- AIM: Arrange the data as a JSON list of strings, one string per line, from the first line up to and including the line that contains "590, 295, 604]", and leave out any blank lines.
— start —
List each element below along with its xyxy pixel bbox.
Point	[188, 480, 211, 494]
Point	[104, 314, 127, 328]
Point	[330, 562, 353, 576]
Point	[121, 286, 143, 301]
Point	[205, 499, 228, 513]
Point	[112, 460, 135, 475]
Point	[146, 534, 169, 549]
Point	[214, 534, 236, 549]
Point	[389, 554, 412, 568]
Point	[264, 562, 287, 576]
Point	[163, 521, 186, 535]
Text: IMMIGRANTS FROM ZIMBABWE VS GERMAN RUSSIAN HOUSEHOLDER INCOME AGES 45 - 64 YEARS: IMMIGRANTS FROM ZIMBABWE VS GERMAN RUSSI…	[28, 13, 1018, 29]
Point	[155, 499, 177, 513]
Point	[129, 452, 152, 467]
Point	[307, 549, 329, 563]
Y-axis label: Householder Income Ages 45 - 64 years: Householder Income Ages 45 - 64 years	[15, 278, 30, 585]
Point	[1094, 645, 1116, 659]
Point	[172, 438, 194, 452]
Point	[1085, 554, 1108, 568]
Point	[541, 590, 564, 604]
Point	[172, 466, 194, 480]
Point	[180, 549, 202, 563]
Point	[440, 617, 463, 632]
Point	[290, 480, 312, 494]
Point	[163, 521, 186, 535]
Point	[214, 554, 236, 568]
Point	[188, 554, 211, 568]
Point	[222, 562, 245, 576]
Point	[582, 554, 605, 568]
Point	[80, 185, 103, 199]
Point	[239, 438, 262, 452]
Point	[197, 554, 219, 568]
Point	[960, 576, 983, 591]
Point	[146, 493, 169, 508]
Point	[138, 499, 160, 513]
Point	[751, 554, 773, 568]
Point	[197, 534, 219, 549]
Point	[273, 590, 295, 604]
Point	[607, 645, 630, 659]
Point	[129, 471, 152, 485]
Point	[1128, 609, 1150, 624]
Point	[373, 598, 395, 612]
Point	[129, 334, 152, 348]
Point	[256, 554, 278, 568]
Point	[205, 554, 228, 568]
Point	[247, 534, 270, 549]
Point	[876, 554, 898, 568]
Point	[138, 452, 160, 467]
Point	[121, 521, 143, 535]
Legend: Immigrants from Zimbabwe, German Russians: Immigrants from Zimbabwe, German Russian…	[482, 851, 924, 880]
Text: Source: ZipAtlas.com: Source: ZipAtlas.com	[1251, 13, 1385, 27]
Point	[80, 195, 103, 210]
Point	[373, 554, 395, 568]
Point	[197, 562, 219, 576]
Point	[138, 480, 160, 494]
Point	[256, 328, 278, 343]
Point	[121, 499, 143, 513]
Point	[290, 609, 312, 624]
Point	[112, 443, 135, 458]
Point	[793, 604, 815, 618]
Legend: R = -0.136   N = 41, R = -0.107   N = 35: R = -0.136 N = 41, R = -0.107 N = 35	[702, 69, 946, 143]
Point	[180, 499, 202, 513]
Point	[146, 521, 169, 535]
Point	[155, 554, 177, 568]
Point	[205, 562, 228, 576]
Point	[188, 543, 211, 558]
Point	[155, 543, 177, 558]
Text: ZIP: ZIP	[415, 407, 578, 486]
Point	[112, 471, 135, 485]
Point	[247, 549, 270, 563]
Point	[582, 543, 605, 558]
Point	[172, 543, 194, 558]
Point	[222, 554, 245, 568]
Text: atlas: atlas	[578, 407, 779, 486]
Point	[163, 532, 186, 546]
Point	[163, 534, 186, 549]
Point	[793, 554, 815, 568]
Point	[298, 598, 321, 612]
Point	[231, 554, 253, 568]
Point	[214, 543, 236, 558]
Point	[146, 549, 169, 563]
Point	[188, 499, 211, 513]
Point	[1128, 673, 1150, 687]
— end —
- WRITTEN ANSWER:
[
  "List each element below along with its xyxy pixel bbox.",
  "Point\t[188, 480, 211, 494]",
  "Point\t[104, 314, 127, 328]",
  "Point\t[330, 562, 353, 576]",
  "Point\t[121, 286, 143, 301]",
  "Point\t[205, 499, 228, 513]",
  "Point\t[112, 460, 135, 475]",
  "Point\t[146, 534, 169, 549]",
  "Point\t[214, 534, 236, 549]",
  "Point\t[389, 554, 412, 568]",
  "Point\t[264, 562, 287, 576]",
  "Point\t[163, 521, 186, 535]",
  "Text: IMMIGRANTS FROM ZIMBABWE VS GERMAN RUSSIAN HOUSEHOLDER INCOME AGES 45 - 64 YEARS: IMMIGRANTS FROM ZIMBABWE VS GERMAN RUSSI…\t[28, 13, 1018, 29]",
  "Point\t[155, 499, 177, 513]",
  "Point\t[129, 452, 152, 467]",
  "Point\t[307, 549, 329, 563]",
  "Y-axis label: Householder Income Ages 45 - 64 years: Householder Income Ages 45 - 64 years\t[15, 278, 30, 585]",
  "Point\t[1094, 645, 1116, 659]",
  "Point\t[172, 438, 194, 452]",
  "Point\t[1085, 554, 1108, 568]",
  "Point\t[541, 590, 564, 604]",
  "Point\t[172, 466, 194, 480]",
  "Point\t[180, 549, 202, 563]",
  "Point\t[440, 617, 463, 632]",
  "Point\t[290, 480, 312, 494]",
  "Point\t[163, 521, 186, 535]",
  "Point\t[214, 554, 236, 568]",
  "Point\t[188, 554, 211, 568]",
  "Point\t[222, 562, 245, 576]",
  "Point\t[582, 554, 605, 568]",
  "Point\t[80, 185, 103, 199]",
  "Point\t[239, 438, 262, 452]",
  "Point\t[197, 554, 219, 568]",
  "Point\t[960, 576, 983, 591]",
  "Point\t[146, 493, 169, 508]",
  "Point\t[138, 499, 160, 513]",
  "Point\t[751, 554, 773, 568]",
  "Point\t[197, 534, 219, 549]",
  "Point\t[273, 590, 295, 604]"
]